— start Data entries —
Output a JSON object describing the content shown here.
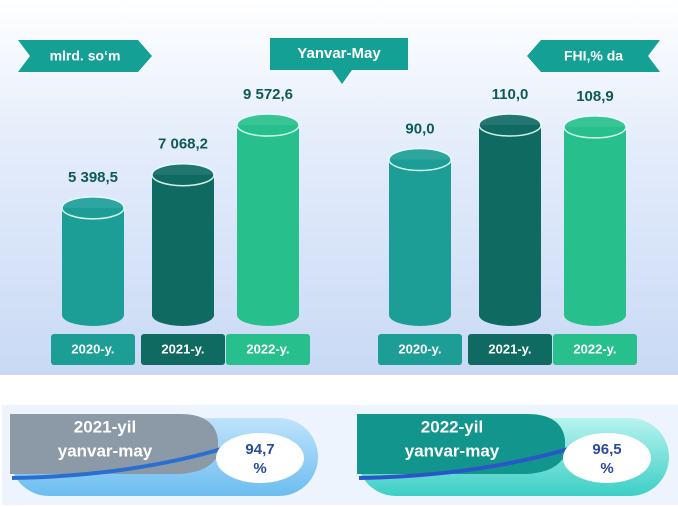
{
  "header": {
    "title": "Yanvar-May"
  },
  "chart_data": [
    {
      "type": "bar",
      "unit": "mlrd. so‘m",
      "categories": [
        "2020-y.",
        "2021-y.",
        "2022-y."
      ],
      "values": [
        5398.5,
        7068.2,
        9572.6
      ],
      "value_labels": [
        "5 398,5",
        "7 068,2",
        "9 572,6"
      ],
      "colors": [
        "#1c9e97",
        "#0f6a62",
        "#27c08c"
      ]
    },
    {
      "type": "bar",
      "unit": "FHI,% da",
      "categories": [
        "2020-y.",
        "2021-y.",
        "2022-y."
      ],
      "values": [
        90.0,
        110.0,
        108.9
      ],
      "value_labels": [
        "90,0",
        "110,0",
        "108,9"
      ],
      "colors": [
        "#1c9e97",
        "#0f6a62",
        "#27c08c"
      ]
    }
  ],
  "badges": [
    {
      "line1": "2021-yil",
      "line2": "yanvar-may",
      "value": "94,7",
      "unit": "%"
    },
    {
      "line1": "2022-yil",
      "line2": "yanvar-may",
      "value": "96,5",
      "unit": "%"
    }
  ]
}
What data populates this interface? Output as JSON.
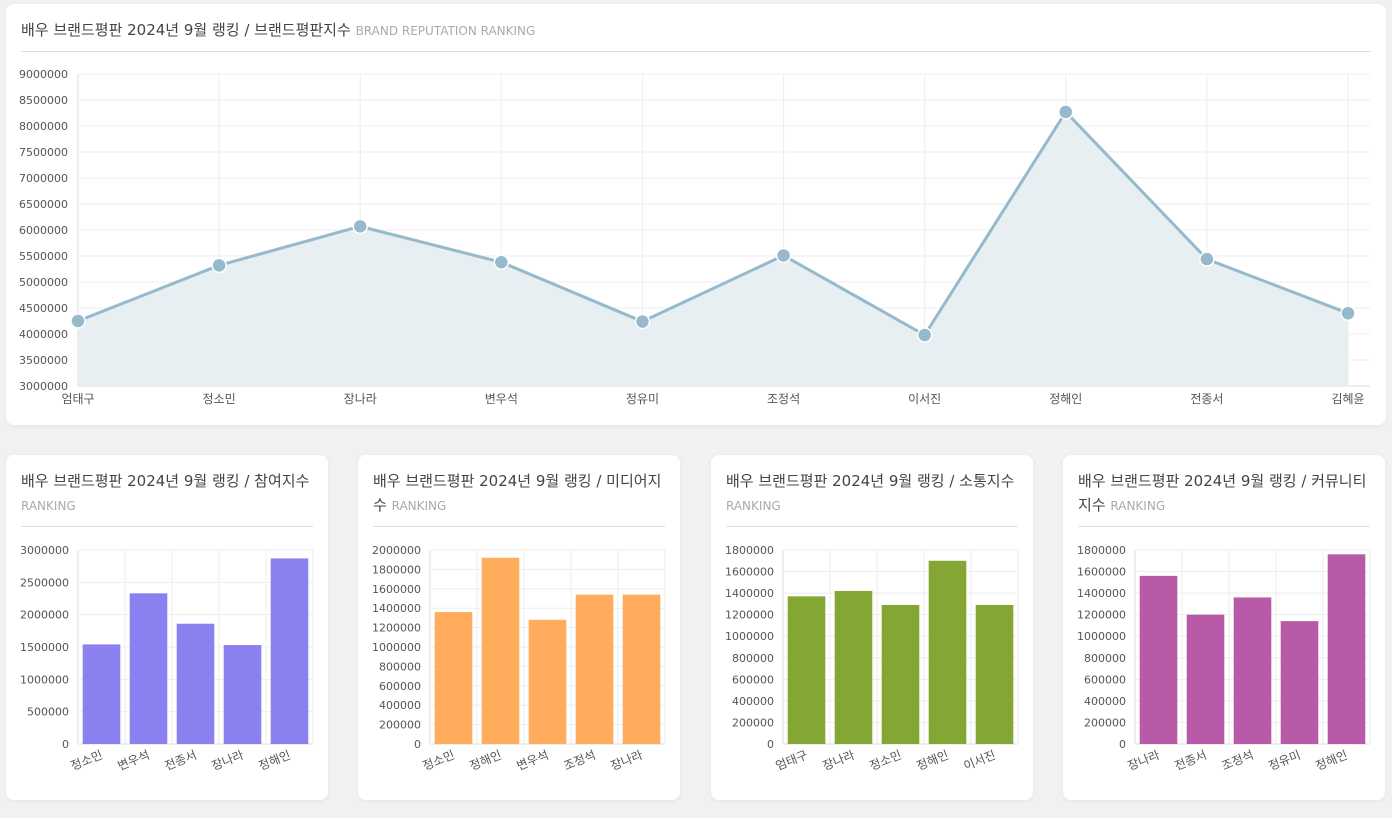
{
  "charts": [
    {
      "title": "배우 브랜드평판 2024년 9월 랭킹 / 브랜드평판지수",
      "subtitle": "BRAND REPUTATION RANKING"
    },
    {
      "title": "배우 브랜드평판 2024년 9월 랭킹 / 참여지수",
      "subtitle": "RANKING"
    },
    {
      "title": "배우 브랜드평판 2024년 9월 랭킹 / 미디어지수",
      "subtitle": "RANKING"
    },
    {
      "title": "배우 브랜드평판 2024년 9월 랭킹 / 소통지수",
      "subtitle": "RANKING"
    },
    {
      "title": "배우 브랜드평판 2024년 9월 랭킹 / 커뮤니티지수",
      "subtitle": "RANKING"
    }
  ],
  "chart_data": [
    {
      "type": "area",
      "categories": [
        "엄태구",
        "정소민",
        "장나라",
        "변우석",
        "정유미",
        "조정석",
        "이서진",
        "정해인",
        "전종서",
        "김혜윤"
      ],
      "values": [
        4250000,
        5320000,
        6070000,
        5380000,
        4240000,
        5510000,
        3980000,
        8270000,
        5440000,
        4400000
      ],
      "title": "배우 브랜드평판 2024년 9월 랭킹 / 브랜드평판지수",
      "subtitle": "BRAND REPUTATION RANKING",
      "ylim": [
        3000000,
        9000000
      ],
      "ystep": 500000,
      "color": "#96b9cc",
      "fill": "#e7eff3",
      "grid": true
    },
    {
      "type": "bar",
      "categories": [
        "정소민",
        "변우석",
        "전종서",
        "장나라",
        "정해인"
      ],
      "values": [
        1540000,
        2330000,
        1860000,
        1530000,
        2870000
      ],
      "title": "배우 브랜드평판 2024년 9월 랭킹 / 참여지수",
      "subtitle": "RANKING",
      "ylim": [
        0,
        3000000
      ],
      "ystep": 500000,
      "color": "#8b80f0",
      "grid": true
    },
    {
      "type": "bar",
      "categories": [
        "정소민",
        "정해인",
        "변우석",
        "조정석",
        "장나라"
      ],
      "values": [
        1360000,
        1920000,
        1280000,
        1540000,
        1540000
      ],
      "title": "배우 브랜드평판 2024년 9월 랭킹 / 미디어지수",
      "subtitle": "RANKING",
      "ylim": [
        0,
        2000000
      ],
      "ystep": 200000,
      "color": "#ffad5c",
      "grid": true
    },
    {
      "type": "bar",
      "categories": [
        "엄태구",
        "장나라",
        "정소민",
        "정해인",
        "이서진"
      ],
      "values": [
        1370000,
        1420000,
        1290000,
        1700000,
        1290000
      ],
      "title": "배우 브랜드평판 2024년 9월 랭킹 / 소통지수",
      "subtitle": "RANKING",
      "ylim": [
        0,
        1800000
      ],
      "ystep": 200000,
      "color": "#84a632",
      "grid": true
    },
    {
      "type": "bar",
      "categories": [
        "장나라",
        "전종서",
        "조정석",
        "정유미",
        "정해인"
      ],
      "values": [
        1560000,
        1200000,
        1360000,
        1140000,
        1760000
      ],
      "title": "배우 브랜드평판 2024년 9월 랭킹 / 커뮤니티지수",
      "subtitle": "RANKING",
      "ylim": [
        0,
        1800000
      ],
      "ystep": 200000,
      "color": "#b85aa7",
      "grid": true
    }
  ]
}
— end Data entries —
- [Requirements]: Leave out the pictures and output the rest of the material exactly as written.

- [Complete response]:
Output a JSON object describing the content shown here.
{
  "header": {
    "title": "Yanvar-May"
  },
  "chart_data": [
    {
      "type": "bar",
      "unit": "mlrd. so‘m",
      "categories": [
        "2020-y.",
        "2021-y.",
        "2022-y."
      ],
      "values": [
        5398.5,
        7068.2,
        9572.6
      ],
      "value_labels": [
        "5 398,5",
        "7 068,2",
        "9 572,6"
      ],
      "colors": [
        "#1c9e97",
        "#0f6a62",
        "#27c08c"
      ]
    },
    {
      "type": "bar",
      "unit": "FHI,% da",
      "categories": [
        "2020-y.",
        "2021-y.",
        "2022-y."
      ],
      "values": [
        90.0,
        110.0,
        108.9
      ],
      "value_labels": [
        "90,0",
        "110,0",
        "108,9"
      ],
      "colors": [
        "#1c9e97",
        "#0f6a62",
        "#27c08c"
      ]
    }
  ],
  "badges": [
    {
      "line1": "2021-yil",
      "line2": "yanvar-may",
      "value": "94,7",
      "unit": "%"
    },
    {
      "line1": "2022-yil",
      "line2": "yanvar-may",
      "value": "96,5",
      "unit": "%"
    }
  ]
}
What data populates this interface? Output as JSON.
{
  "charts": [
    {
      "title": "배우 브랜드평판 2024년 9월 랭킹 / 브랜드평판지수",
      "subtitle": "BRAND REPUTATION RANKING"
    },
    {
      "title": "배우 브랜드평판 2024년 9월 랭킹 / 참여지수",
      "subtitle": "RANKING"
    },
    {
      "title": "배우 브랜드평판 2024년 9월 랭킹 / 미디어지수",
      "subtitle": "RANKING"
    },
    {
      "title": "배우 브랜드평판 2024년 9월 랭킹 / 소통지수",
      "subtitle": "RANKING"
    },
    {
      "title": "배우 브랜드평판 2024년 9월 랭킹 / 커뮤니티지수",
      "subtitle": "RANKING"
    }
  ],
  "chart_data": [
    {
      "type": "area",
      "categories": [
        "엄태구",
        "정소민",
        "장나라",
        "변우석",
        "정유미",
        "조정석",
        "이서진",
        "정해인",
        "전종서",
        "김혜윤"
      ],
      "values": [
        4250000,
        5320000,
        6070000,
        5380000,
        4240000,
        5510000,
        3980000,
        8270000,
        5440000,
        4400000
      ],
      "title": "배우 브랜드평판 2024년 9월 랭킹 / 브랜드평판지수",
      "subtitle": "BRAND REPUTATION RANKING",
      "ylim": [
        3000000,
        9000000
      ],
      "ystep": 500000,
      "color": "#96b9cc",
      "fill": "#e7eff3",
      "grid": true
    },
    {
      "type": "bar",
      "categories": [
        "정소민",
        "변우석",
        "전종서",
        "장나라",
        "정해인"
      ],
      "values": [
        1540000,
        2330000,
        1860000,
        1530000,
        2870000
      ],
      "title": "배우 브랜드평판 2024년 9월 랭킹 / 참여지수",
      "subtitle": "RANKING",
      "ylim": [
        0,
        3000000
      ],
      "ystep": 500000,
      "color": "#8b80f0",
      "grid": true
    },
    {
      "type": "bar",
      "categories": [
        "정소민",
        "정해인",
        "변우석",
        "조정석",
        "장나라"
      ],
      "values": [
        1360000,
        1920000,
        1280000,
        1540000,
        1540000
      ],
      "title": "배우 브랜드평판 2024년 9월 랭킹 / 미디어지수",
      "subtitle": "RANKING",
      "ylim": [
        0,
        2000000
      ],
      "ystep": 200000,
      "color": "#ffad5c",
      "grid": true
    },
    {
      "type": "bar",
      "categories": [
        "엄태구",
        "장나라",
        "정소민",
        "정해인",
        "이서진"
      ],
      "values": [
        1370000,
        1420000,
        1290000,
        1700000,
        1290000
      ],
      "title": "배우 브랜드평판 2024년 9월 랭킹 / 소통지수",
      "subtitle": "RANKING",
      "ylim": [
        0,
        1800000
      ],
      "ystep": 200000,
      "color": "#84a632",
      "grid": true
    },
    {
      "type": "bar",
      "categories": [
        "장나라",
        "전종서",
        "조정석",
        "정유미",
        "정해인"
      ],
      "values": [
        1560000,
        1200000,
        1360000,
        1140000,
        1760000
      ],
      "title": "배우 브랜드평판 2024년 9월 랭킹 / 커뮤니티지수",
      "subtitle": "RANKING",
      "ylim": [
        0,
        1800000
      ],
      "ystep": 200000,
      "color": "#b85aa7",
      "grid": true
    }
  ]
}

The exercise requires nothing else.